▶ _KUTIPAN SUMBER_:
_ _ _
RADAR NONSTOP- Upaya ratusan warga ahli waris dari tanah pasini (adat) perkebunan Masawoukow Kayuwatu, Kairagi Dua, Manado, Sulawesi Utara untuk mendapatkan kembali hak atas kepemilikan lahan terus dilakukan.
Pasalnya, mereka menduga ada kejahatan berjamaah yang dilakukan penyelengara negara (penguasa) setempat dengan pengusaha untuk melegitimasi tanah milik warga menjadi milik mereka
Tokoh muda masyarakat adat Minahasa Sullawesi Utara (Sulut), Stephen Liow dan Max Togas.SH mengungkapkan, hampir sekitar 200 Kepala Keluarga ahli waris dari tanah pasini (adat) perkebunan Masawoukow yang lahannya dirampas Penguasa dan dialihkan menjadi milik PT Wenang Permai Sentosa (WPS).
BERITA TERKAIT :Max menduga ada tindakan korupsi dalam proses penerbitan Sertifikat Hak Pakai No. 1 dan No.2 yang dilakukan penyelengara negara tersebut.
“Kami menduga adanya tindak pidana korupsi berjamaah yang dilakukan penguasa dan pengusaha demi untuk kepentingan sendiri, kami sudah melapor dan akan kami kawal sampai tuntas,” katanya Kawasan Kuningan, Jakarta Selatan, Jumat (21/12).
Sementara Stephen menjelaskan, pada awalnya kasus tersebut merupakan kasus perdata. Namun ketika pihaknya melakukan pendalaman dan berdasarkan data keterangan dan bukti yang dikumpulkan, di duga adanya tindak pidana korupsi dilakukan oleh penyelenggara negara (Penguasa) yang melibatkan Pengusaha dalam proses peralihan kepemilikan tanah pada lokasi tersebut.
_ _ _
▶ _DATA YANG DISEDIAKAN_:
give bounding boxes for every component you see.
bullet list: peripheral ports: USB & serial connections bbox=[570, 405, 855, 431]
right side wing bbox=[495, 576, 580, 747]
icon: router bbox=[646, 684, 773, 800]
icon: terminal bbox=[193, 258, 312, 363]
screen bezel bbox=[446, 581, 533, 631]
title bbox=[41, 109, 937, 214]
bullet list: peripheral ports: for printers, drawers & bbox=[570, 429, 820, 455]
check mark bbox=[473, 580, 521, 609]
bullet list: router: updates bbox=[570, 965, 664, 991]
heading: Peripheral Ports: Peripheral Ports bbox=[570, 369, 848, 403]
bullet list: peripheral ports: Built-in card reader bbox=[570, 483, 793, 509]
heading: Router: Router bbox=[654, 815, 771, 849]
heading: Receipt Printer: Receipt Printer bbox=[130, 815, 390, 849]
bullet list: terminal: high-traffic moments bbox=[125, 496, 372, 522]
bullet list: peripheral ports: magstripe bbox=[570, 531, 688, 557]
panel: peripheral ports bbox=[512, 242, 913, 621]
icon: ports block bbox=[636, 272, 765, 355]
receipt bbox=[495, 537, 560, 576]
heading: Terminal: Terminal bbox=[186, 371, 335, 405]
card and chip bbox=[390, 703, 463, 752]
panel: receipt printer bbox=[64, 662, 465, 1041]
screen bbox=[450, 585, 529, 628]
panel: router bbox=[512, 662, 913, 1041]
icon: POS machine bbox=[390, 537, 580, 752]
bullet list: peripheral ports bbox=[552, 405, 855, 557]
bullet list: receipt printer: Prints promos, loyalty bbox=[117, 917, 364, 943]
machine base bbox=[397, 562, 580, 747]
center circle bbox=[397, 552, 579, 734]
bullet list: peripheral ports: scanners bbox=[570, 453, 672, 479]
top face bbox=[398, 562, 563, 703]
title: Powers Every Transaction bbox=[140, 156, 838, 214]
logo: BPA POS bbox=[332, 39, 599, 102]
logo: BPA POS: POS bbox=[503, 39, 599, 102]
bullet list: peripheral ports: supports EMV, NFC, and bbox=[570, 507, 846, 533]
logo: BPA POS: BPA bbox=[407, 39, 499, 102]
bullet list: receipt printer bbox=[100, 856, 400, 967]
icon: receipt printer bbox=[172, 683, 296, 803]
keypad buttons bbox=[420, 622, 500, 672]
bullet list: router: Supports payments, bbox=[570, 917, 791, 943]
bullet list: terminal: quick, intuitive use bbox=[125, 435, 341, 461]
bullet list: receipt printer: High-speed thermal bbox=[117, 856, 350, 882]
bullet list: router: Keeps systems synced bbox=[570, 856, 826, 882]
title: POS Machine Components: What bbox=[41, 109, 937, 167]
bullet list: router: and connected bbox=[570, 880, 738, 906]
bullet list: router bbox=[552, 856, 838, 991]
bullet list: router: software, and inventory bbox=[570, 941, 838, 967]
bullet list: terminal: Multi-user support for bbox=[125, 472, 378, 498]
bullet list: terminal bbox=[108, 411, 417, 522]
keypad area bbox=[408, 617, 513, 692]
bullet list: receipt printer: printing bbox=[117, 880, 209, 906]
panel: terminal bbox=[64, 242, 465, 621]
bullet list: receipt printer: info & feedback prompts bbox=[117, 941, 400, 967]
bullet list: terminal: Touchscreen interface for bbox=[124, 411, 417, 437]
_ _ _
▶ _PETUNJUK PENGERJAAN_:
1. Menurut kutipan berita tentang tanah adat perkebunan Masawoukow, lahan ahli waris dialihkan menjadi milik perusahaan apa?
2. Salin kembali tanpa perubahan baris-baris catatan mulai dari baris pertama catatan sampai baris yang memuat "heading: Peripheral Ports: Peripheral", kedua baris itu ikut disalin.

▶ _JAWABAN LENGKAP_:
1. Lahan itu dialihkan menjadi milik PT Wenang Permai Sentosa (WPS).

2.
give bounding boxes for every component you see.
bullet list: peripheral ports: USB & serial connections bbox=[570, 405, 855, 431]
right side wing bbox=[495, 576, 580, 747]
icon: router bbox=[646, 684, 773, 800]
icon: terminal bbox=[193, 258, 312, 363]
screen bezel bbox=[446, 581, 533, 631]
title bbox=[41, 109, 937, 214]
bullet list: peripheral ports: for printers, drawers & bbox=[570, 429, 820, 455]
check mark bbox=[473, 580, 521, 609]
bullet list: router: updates bbox=[570, 965, 664, 991]
heading: Peripheral Ports: Peripheral Ports bbox=[570, 369, 848, 403]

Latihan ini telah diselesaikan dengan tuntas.